• _WORK REQUIRED_
Pull out each line of the data that includes the word "INTO".

• _INPUT MATERIAL_
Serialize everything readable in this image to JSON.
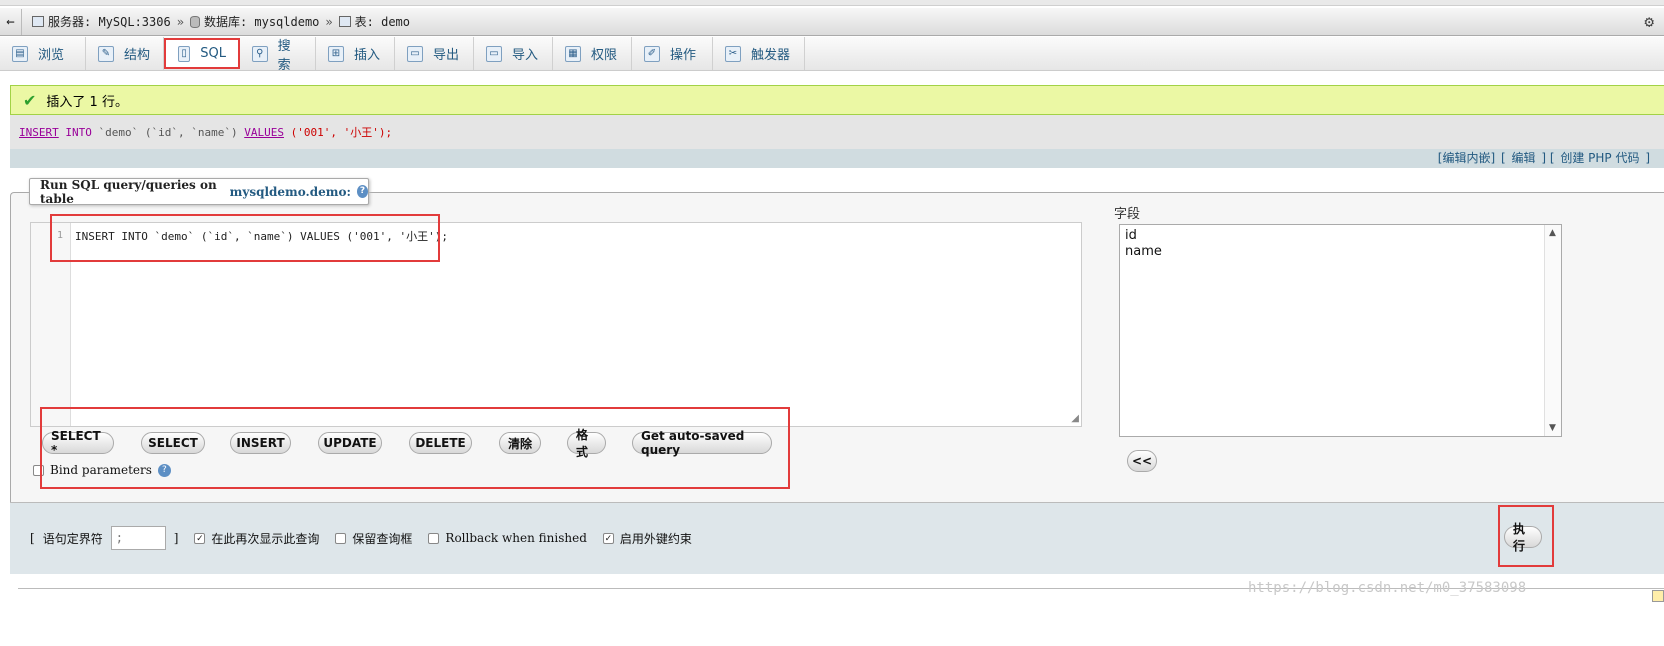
{
  "breadcrumb": {
    "back_icon": "←",
    "server": "服务器: MySQL:3306",
    "database": "数据库: mysqldemo",
    "table": "表: demo",
    "sep": "»"
  },
  "tabs": [
    {
      "label": "浏览",
      "icon": "browse-icon",
      "glyph": "▤"
    },
    {
      "label": "结构",
      "icon": "structure-icon",
      "glyph": "✎"
    },
    {
      "label": "SQL",
      "icon": "sql-icon",
      "glyph": "▯"
    },
    {
      "label": "搜索",
      "icon": "search-icon",
      "glyph": "⚲"
    },
    {
      "label": "插入",
      "icon": "insert-icon",
      "glyph": "⊞"
    },
    {
      "label": "导出",
      "icon": "export-icon",
      "glyph": "▭"
    },
    {
      "label": "导入",
      "icon": "import-icon",
      "glyph": "▭"
    },
    {
      "label": "权限",
      "icon": "privileges-icon",
      "glyph": "▦"
    },
    {
      "label": "操作",
      "icon": "operations-icon",
      "glyph": "✐"
    },
    {
      "label": "触发器",
      "icon": "triggers-icon",
      "glyph": "✂"
    }
  ],
  "message": {
    "success_text": "插入了 1 行。"
  },
  "sql_echo": {
    "insert": "INSERT",
    "into": "INTO",
    "table": "`demo`",
    "cols": "(`id`, `name`)",
    "values_kw": "VALUES",
    "values": "('001', '小王');"
  },
  "links": {
    "inline_edit": "[编辑内嵌]",
    "bracket": "[",
    "edit": "编辑",
    "bracket2": "] [",
    "php": "创建 PHP 代码",
    "bracket3": "]"
  },
  "query_box": {
    "legend_prefix": "Run SQL query/queries on table ",
    "legend_table": "mysqldemo.demo:",
    "line_number": "1",
    "code": "INSERT INTO `demo` (`id`, `name`) VALUES ('001', '小王');"
  },
  "fields": {
    "label": "字段",
    "items": [
      "id",
      "name"
    ],
    "add_button": "<<"
  },
  "buttons": [
    "SELECT *",
    "SELECT",
    "INSERT",
    "UPDATE",
    "DELETE",
    "清除",
    "格式",
    "Get auto-saved query"
  ],
  "bind_params": {
    "label": "Bind parameters"
  },
  "options": {
    "delimiter_label": "语句定界符",
    "delimiter_value": ";",
    "show_again": "在此再次显示此查询",
    "retain_box": "保留查询框",
    "rollback": "Rollback when finished",
    "foreign_keys": "启用外键约束",
    "go_button": "执行"
  },
  "watermark": "https://blog.csdn.net/m0_37583098",
  "colors": {
    "accent": "#235a81",
    "highlight_red": "#e23b3b",
    "success_bg": "#ebf8a4"
  }
}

• _TASK RESPONSE_
    "into": "INTO",
    "code": "INSERT INTO `demo` (`id`, `name`) VALUES ('001', '小王');"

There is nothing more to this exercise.